Explore the material:
[1] Using the biography of William Godson Bruce-Konuah, decide whether each statement agrees with it: (a) He had his secondary education at the Accra Academy from 1946 to 1951. (b) As Member of Parliament for Tema, he was succeeded by Zuberu Baba Shardow. (c) He enrolled at Norwood College in 1957. Answer yes or no for each, quoting the deciding words.
[2] List every school, college, or university that the biography of William Godson Bruce-Konuah says he attended.

[[ Excerpt open ]]

Member of the Ghana Parliament for Tema
- In office 1969–1972
- President: Edward Akufo-Addo
- Prime Minister: Kofi Busia
- Preceded by: Zuberu Baba Shardow
- Succeeded by: Seth Laryea Tetteh

Minister of Housing
- In office September 1969 – January 1971
- President: Edward Akufo-Addo
- Prime Minister: Kofi Abrefa Busia

Minister of Labour and Cooperatives
- In office January 1971 – January 1972
- President: Edward Akufo-Addo
- Prime Minister: Kofi Abrefa Busia
- Preceded by: Jatoe Kaleo
- Succeeded by: Major Kwame Asante

Personal details
- Born: 14 May 1932
- Died: 2 October 2002 (aged 70)
- Citizenship: Ghanaian
- Education: Accra Academy; Norwood College; University of Liverpool;

= William Godson Bruce-Konuah =

Ghanaian physician and politician

William Godson Bruce-Konuah (14 May 1932 – 2 October 2002) was a Ghanaian physician, politician and a minister of state in the Second Republic.

==Early years and education==
He was born on 14 May 1932. His father was Dr. Kofi George Konuah, ; an educationist. He had his early education at the Accra Government boys' school from 1936 to 1945 and proceeded to the Accra Academy where he had his secondary education from 1946 to 1951. In 1955 he enrolled at Norwood College, London where he was awarded his intermediate bachelor's degree in 1957 and also the University of Liverpool from 1958 to 1963 for his bachelor of medicine and bachelor of surgery (Mb Chb).

[[ Excerpt closed ]]
[[ Raw data open ]]

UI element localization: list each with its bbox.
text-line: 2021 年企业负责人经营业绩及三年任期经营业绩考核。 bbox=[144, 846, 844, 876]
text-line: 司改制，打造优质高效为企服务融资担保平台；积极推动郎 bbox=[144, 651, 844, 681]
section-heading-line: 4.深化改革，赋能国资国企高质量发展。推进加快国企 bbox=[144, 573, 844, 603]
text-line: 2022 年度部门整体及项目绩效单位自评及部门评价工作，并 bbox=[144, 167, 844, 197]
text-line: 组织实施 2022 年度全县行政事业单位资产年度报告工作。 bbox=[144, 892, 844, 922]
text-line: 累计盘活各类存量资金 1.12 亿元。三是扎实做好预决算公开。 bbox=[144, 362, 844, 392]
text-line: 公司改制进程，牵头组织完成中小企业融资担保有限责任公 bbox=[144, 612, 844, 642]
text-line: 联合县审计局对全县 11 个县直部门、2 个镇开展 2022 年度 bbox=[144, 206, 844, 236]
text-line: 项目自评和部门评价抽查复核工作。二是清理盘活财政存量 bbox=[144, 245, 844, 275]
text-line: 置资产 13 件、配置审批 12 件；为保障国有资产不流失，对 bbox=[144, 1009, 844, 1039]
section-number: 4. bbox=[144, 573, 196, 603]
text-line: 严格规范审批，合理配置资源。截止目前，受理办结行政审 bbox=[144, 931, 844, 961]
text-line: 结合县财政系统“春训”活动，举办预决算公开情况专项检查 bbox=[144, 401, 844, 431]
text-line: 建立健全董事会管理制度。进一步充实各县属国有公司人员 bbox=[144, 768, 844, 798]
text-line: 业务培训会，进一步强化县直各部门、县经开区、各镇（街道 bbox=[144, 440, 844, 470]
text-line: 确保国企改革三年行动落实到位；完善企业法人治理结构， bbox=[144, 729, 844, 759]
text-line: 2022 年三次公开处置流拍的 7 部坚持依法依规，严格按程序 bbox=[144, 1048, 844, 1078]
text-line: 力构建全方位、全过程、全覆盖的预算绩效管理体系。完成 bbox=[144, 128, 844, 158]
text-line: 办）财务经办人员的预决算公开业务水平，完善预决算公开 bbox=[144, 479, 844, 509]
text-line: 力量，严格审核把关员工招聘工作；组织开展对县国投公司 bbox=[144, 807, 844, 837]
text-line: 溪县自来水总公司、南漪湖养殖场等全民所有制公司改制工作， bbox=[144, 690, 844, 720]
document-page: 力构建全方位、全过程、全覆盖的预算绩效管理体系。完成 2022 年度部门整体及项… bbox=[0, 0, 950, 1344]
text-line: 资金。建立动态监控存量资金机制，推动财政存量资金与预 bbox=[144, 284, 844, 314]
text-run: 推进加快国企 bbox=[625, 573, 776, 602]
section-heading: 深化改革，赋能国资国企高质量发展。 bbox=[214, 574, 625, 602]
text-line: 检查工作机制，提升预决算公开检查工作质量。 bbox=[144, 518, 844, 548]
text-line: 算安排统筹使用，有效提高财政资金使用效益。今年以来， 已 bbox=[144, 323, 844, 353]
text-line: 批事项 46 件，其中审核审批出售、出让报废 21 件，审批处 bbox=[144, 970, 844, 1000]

[[ Raw data closed ]]

Written responses:
[1]
(a) Yes: "proceeded to the Accra Academy where he had his secondary education from 1946 to 1951"
(b) No: "Preceded by: Zuberu Baba Shardow"
(c) No: "In 1955 he enrolled at Norwood College, London"

[2]
- Accra Government boys' school
- Accra Academy
- Norwood College, London
- University of Liverpool